Written exercise:
Gather from the material every line that contains the string "this".

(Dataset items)
★ ★ ★ ★ ★

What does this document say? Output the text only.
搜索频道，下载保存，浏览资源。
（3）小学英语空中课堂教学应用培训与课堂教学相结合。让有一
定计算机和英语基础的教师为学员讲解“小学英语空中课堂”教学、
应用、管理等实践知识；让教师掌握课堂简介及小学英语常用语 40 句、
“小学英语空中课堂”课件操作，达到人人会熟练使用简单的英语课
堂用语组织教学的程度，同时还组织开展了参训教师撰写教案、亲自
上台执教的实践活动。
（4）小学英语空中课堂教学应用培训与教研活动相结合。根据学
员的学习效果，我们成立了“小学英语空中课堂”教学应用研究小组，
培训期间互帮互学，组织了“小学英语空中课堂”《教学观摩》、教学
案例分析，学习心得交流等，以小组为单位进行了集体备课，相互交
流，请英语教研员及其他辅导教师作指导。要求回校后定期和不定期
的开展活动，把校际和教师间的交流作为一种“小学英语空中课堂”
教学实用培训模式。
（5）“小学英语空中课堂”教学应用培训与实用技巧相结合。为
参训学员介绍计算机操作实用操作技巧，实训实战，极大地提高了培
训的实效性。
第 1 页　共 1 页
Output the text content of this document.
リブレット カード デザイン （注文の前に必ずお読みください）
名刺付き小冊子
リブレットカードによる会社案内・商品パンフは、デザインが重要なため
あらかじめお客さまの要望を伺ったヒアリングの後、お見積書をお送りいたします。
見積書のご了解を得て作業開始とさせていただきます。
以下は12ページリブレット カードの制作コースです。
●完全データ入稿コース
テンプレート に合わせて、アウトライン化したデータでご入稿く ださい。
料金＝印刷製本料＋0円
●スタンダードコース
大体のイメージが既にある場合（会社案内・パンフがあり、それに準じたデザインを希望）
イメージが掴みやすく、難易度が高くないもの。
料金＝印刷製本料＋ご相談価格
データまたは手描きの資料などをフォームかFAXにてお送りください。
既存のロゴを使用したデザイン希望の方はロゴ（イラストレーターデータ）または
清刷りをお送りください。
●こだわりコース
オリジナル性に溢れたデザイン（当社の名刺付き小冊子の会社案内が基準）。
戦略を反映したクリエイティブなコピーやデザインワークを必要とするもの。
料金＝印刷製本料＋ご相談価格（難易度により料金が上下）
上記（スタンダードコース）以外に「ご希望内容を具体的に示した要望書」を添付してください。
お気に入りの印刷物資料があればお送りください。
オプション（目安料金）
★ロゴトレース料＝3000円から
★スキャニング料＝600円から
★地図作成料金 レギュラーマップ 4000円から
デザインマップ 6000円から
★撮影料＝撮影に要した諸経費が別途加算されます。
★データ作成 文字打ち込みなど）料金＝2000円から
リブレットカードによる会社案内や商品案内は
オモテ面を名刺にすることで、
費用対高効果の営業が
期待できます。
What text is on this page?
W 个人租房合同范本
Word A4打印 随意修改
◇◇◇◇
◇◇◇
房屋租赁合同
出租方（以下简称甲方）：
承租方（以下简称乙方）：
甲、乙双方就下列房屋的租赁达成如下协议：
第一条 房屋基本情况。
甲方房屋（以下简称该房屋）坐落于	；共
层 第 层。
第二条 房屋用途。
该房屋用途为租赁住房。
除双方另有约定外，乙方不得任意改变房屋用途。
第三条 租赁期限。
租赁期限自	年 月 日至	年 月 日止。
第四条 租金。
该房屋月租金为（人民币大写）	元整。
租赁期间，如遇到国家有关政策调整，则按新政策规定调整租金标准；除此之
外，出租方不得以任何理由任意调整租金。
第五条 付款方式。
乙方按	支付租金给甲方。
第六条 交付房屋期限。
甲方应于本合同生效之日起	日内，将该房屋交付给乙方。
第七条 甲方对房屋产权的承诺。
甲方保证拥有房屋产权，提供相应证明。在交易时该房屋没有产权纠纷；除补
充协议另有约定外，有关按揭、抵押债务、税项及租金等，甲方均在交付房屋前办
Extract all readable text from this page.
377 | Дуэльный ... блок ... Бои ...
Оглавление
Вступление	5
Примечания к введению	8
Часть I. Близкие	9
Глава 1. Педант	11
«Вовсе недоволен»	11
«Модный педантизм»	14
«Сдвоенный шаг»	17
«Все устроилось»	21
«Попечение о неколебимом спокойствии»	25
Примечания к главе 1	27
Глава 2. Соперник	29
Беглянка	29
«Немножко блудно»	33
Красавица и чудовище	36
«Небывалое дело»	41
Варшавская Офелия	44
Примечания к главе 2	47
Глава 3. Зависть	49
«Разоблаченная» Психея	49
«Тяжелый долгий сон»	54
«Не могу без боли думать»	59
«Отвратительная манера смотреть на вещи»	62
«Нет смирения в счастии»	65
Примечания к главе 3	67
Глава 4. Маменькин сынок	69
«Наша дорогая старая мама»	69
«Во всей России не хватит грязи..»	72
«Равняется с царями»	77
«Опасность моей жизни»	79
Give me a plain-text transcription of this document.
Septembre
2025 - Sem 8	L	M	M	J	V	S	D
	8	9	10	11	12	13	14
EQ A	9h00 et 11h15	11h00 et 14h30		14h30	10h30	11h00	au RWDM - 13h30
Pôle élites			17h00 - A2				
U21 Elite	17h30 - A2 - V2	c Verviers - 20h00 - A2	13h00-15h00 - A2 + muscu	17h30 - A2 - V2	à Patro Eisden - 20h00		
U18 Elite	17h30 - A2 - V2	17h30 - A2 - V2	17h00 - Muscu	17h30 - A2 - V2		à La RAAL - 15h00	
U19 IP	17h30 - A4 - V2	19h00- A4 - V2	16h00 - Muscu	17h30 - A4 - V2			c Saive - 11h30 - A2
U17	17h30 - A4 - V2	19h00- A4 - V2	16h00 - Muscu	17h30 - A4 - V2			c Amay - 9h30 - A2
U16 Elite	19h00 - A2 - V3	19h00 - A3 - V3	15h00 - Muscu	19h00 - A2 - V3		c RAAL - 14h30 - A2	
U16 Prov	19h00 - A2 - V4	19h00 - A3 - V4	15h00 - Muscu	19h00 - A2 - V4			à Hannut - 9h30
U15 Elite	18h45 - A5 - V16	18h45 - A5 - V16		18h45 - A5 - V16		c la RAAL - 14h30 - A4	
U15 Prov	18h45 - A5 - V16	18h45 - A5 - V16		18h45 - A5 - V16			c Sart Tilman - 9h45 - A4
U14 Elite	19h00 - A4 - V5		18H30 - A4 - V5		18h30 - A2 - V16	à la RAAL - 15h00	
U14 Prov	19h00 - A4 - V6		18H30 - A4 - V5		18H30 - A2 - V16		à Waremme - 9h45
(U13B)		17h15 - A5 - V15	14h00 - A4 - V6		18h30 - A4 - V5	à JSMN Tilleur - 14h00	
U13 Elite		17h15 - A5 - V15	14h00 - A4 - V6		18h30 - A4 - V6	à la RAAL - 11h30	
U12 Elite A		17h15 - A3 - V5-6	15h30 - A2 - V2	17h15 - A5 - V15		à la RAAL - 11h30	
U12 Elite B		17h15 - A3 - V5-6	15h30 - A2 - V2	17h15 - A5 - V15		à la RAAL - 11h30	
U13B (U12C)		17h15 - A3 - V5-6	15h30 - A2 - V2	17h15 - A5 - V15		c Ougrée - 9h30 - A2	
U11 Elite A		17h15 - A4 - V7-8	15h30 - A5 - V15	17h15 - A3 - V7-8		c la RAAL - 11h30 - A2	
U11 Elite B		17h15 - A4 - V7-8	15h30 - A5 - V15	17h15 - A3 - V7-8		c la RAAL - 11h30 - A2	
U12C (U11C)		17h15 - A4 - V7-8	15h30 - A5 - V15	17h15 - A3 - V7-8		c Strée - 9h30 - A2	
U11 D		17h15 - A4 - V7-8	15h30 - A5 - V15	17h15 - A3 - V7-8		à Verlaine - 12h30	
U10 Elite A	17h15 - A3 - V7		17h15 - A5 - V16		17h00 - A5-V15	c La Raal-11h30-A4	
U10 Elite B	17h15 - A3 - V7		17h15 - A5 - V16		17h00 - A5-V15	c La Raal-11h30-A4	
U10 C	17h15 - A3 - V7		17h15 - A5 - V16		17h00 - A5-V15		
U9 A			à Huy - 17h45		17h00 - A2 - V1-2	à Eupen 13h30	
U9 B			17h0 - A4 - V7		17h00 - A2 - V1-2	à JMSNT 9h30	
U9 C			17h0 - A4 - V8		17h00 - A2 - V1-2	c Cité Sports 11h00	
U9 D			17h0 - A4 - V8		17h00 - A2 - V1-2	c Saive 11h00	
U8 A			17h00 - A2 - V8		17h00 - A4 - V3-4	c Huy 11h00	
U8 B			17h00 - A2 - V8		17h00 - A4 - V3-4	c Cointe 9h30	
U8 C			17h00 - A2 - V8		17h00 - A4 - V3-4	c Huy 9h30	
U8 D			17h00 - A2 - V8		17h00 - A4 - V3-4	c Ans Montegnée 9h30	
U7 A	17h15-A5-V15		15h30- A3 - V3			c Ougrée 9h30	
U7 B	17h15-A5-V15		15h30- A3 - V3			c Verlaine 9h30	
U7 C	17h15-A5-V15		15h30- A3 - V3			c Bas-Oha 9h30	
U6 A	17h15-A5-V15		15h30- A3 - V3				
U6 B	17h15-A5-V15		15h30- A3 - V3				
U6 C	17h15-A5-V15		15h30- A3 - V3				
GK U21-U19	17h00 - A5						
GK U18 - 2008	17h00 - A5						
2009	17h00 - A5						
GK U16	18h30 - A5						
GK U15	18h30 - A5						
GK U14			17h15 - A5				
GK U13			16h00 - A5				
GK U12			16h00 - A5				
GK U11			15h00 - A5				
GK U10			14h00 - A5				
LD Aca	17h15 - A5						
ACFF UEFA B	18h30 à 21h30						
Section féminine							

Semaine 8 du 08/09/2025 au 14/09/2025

★ ★ ★ ★ ★

Solved problem:
What does this document say? Output the text only.
Output the text content of this document.
What text is on this page?
Extract all readable text from this page.
Give me a plain-text transcription of this document.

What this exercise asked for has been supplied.